### Your instructions
Output the line containing "What's the underlying" and each line after it through the end of the data, exactly as written, with pictures left out.
* Begin Extracted entries *
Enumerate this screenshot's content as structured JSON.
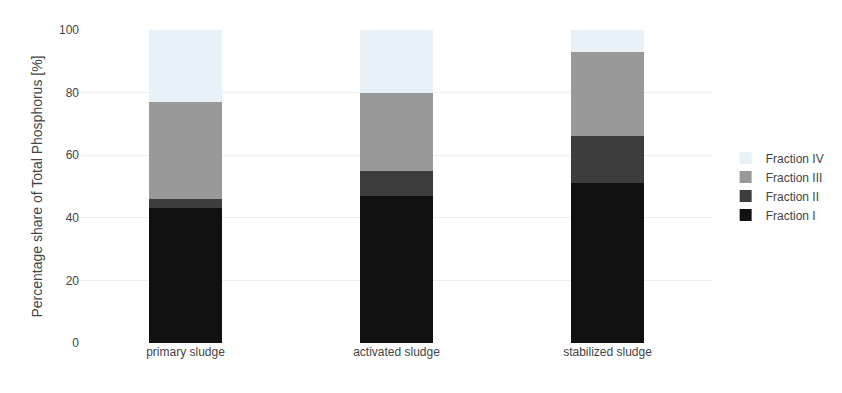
{
  "chart_data": {
    "type": "bar",
    "stacked": true,
    "categories": [
      "primary sludge",
      "activated sludge",
      "stabilized sludge"
    ],
    "series": [
      {
        "name": "Fraction I",
        "color": "#111111",
        "values": [
          43,
          47,
          51
        ]
      },
      {
        "name": "Fraction II",
        "color": "#3d3d3d",
        "values": [
          3,
          8,
          15
        ]
      },
      {
        "name": "Fraction III",
        "color": "#999999",
        "values": [
          31,
          25,
          27
        ]
      },
      {
        "name": "Fraction IV",
        "color": "#e8f0f8",
        "values": [
          23,
          20,
          7
        ]
      }
    ],
    "ylabel": "Percentage share of Total Phosphorus [%]",
    "ylim": [
      0,
      100
    ],
    "yticks": [
      0,
      20,
      40,
      60,
      80,
      100
    ],
    "grid": true,
    "legend": "right"
  }
}
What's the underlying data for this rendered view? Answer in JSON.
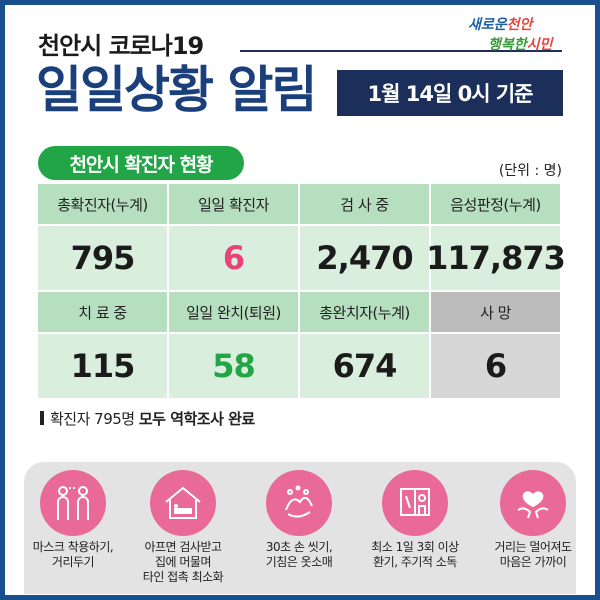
{
  "header": {
    "subtitle": "천안시 코로나19",
    "title": "일일상황 알림",
    "date": "1월 14일 0시 기준",
    "brand_line1a": "새로운",
    "brand_line1b": "천안",
    "brand_line2a": "행복한",
    "brand_line2b": "시민"
  },
  "section": {
    "title": "천안시 확진자 현황",
    "unit": "(단위 : 명)"
  },
  "stats": {
    "row1": [
      {
        "label": "총확진자(누계)",
        "value": "795"
      },
      {
        "label": "일일 확진자",
        "value": "6"
      },
      {
        "label": "검 사 중",
        "value": "2,470"
      },
      {
        "label": "음성판정(누계)",
        "value": "117,873"
      }
    ],
    "row2": [
      {
        "label": "치 료 중",
        "value": "115"
      },
      {
        "label": "일일 완치(퇴원)",
        "value": "58"
      },
      {
        "label": "총완치자(누계)",
        "value": "674"
      },
      {
        "label": "사  망",
        "value": "6"
      }
    ]
  },
  "note": {
    "prefix": "확진자 795명 ",
    "bold": "모두 역학조사 완료"
  },
  "tips": [
    {
      "icon": "mask-people-icon",
      "line1": "마스크 착용하기,",
      "line2": "거리두기"
    },
    {
      "icon": "house-rest-icon",
      "line1": "아프면 검사받고",
      "line2": "집에 머물며",
      "line3": "타인 접촉 최소화"
    },
    {
      "icon": "handwash-icon",
      "line1": "30초 손 씻기,",
      "line2": "기침은 옷소매"
    },
    {
      "icon": "ventilation-window-icon",
      "line1": "최소 1일 3회 이상",
      "line2": "환기, 주기적 소독"
    },
    {
      "icon": "heart-hands-icon",
      "line1": "거리는 멀어져도",
      "line2": "마음은 가까이"
    }
  ],
  "colors": {
    "navy": "#1b2f5a",
    "title_blue": "#1b3f7a",
    "green": "#22a547",
    "pink": "#e8427a",
    "tip_pink": "#e96a96"
  }
}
* End Extracted entries *
### Task output
What's the underlying data for this rendered view? Answer in JSON.
{
  "header": {
    "subtitle": "천안시 코로나19",
    "title": "일일상황 알림",
    "date": "1월 14일 0시 기준",
    "brand_line1a": "새로운",
    "brand_line1b": "천안",
    "brand_line2a": "행복한",
    "brand_line2b": "시민"
  },
  "section": {
    "title": "천안시 확진자 현황",
    "unit": "(단위 : 명)"
  },
  "stats": {
    "row1": [
      {
        "label": "총확진자(누계)",
        "value": "795"
      },
      {
        "label": "일일 확진자",
        "value": "6"
      },
      {
        "label": "검 사 중",
        "value": "2,470"
      },
      {
        "label": "음성판정(누계)",
        "value": "117,873"
      }
    ],
    "row2": [
      {
        "label": "치 료 중",
        "value": "115"
      },
      {
        "label": "일일 완치(퇴원)",
        "value": "58"
      },
      {
        "label": "총완치자(누계)",
        "value": "674"
      },
      {
        "label": "사  망",
        "value": "6"
      }
    ]
  },
  "note": {
    "prefix": "확진자 795명 ",
    "bold": "모두 역학조사 완료"
  },
  "tips": [
    {
      "icon": "mask-people-icon",
      "line1": "마스크 착용하기,",
      "line2": "거리두기"
    },
    {
      "icon": "house-rest-icon",
      "line1": "아프면 검사받고",
      "line2": "집에 머물며",
      "line3": "타인 접촉 최소화"
    },
    {
      "icon": "handwash-icon",
      "line1": "30초 손 씻기,",
      "line2": "기침은 옷소매"
    },
    {
      "icon": "ventilation-window-icon",
      "line1": "최소 1일 3회 이상",
      "line2": "환기, 주기적 소독"
    },
    {
      "icon": "heart-hands-icon",
      "line1": "거리는 멀어져도",
      "line2": "마음은 가까이"
    }
  ],
  "colors": {
    "navy": "#1b2f5a",
    "title_blue": "#1b3f7a",
    "green": "#22a547",
    "pink": "#e8427a",
    "tip_pink": "#e96a96"
  }
}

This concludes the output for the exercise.